***** The data
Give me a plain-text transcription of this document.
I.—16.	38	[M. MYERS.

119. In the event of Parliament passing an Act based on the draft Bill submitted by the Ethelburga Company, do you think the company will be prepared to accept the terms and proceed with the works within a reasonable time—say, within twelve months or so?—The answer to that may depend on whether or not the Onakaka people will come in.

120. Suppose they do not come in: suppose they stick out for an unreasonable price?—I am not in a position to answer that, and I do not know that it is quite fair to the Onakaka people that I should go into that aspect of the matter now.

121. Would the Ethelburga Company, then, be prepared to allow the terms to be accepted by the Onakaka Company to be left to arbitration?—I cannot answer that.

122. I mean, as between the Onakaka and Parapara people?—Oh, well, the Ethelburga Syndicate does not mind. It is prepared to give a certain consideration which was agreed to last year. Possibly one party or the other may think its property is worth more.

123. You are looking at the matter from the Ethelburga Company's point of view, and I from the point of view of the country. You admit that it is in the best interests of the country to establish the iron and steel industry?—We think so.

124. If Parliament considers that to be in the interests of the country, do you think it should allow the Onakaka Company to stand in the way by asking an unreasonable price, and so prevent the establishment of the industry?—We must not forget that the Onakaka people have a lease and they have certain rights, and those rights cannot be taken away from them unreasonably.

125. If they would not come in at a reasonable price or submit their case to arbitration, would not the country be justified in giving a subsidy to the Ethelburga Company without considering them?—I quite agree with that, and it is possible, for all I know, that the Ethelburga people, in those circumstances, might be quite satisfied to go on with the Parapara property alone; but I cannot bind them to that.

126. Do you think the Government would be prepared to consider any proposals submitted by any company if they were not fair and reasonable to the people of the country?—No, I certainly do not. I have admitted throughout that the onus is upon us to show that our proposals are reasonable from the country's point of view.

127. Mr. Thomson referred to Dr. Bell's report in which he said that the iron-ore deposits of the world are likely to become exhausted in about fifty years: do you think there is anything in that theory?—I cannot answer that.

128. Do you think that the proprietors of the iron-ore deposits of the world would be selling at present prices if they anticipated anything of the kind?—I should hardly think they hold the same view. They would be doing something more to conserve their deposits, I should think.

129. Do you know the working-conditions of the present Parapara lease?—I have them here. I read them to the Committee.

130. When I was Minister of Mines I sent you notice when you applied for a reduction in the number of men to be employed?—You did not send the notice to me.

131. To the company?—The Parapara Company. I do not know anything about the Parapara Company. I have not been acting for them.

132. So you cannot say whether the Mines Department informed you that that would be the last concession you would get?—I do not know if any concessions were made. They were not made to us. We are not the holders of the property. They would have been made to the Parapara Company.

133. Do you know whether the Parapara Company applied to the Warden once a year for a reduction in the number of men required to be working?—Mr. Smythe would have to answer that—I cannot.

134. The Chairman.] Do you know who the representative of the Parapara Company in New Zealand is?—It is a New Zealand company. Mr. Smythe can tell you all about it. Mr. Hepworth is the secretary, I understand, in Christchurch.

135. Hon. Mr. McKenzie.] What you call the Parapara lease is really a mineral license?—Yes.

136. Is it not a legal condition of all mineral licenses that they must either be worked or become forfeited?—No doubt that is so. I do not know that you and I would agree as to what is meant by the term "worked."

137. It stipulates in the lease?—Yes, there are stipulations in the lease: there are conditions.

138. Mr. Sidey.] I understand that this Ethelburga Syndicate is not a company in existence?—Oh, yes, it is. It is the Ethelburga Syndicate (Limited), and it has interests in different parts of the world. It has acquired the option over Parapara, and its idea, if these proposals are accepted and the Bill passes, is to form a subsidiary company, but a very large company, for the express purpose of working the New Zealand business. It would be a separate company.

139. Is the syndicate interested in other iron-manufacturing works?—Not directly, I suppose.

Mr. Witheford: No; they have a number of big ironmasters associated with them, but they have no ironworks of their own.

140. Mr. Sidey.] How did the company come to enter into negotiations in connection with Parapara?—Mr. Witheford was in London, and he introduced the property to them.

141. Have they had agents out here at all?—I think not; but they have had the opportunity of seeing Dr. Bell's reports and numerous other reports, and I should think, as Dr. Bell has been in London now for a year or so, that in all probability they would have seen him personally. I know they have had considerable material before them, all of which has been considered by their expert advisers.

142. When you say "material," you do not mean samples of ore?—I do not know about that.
**********
What you need to do: Collect every line with the string "material" from the records, and copy each.

Exercise result:
141. Have they had agents out here at all?—I think not; but they have had the opportunity of seeing Dr. Bell's reports and numerous other reports, and I should think, as Dr. Bell has been in London now for a year or so, that in all probability they would have seen him personally. I know they have had considerable material before them, all of which has been considered by their expert advisers.
142. When you say "material," you do not mean samples of ore?—I do not know about that.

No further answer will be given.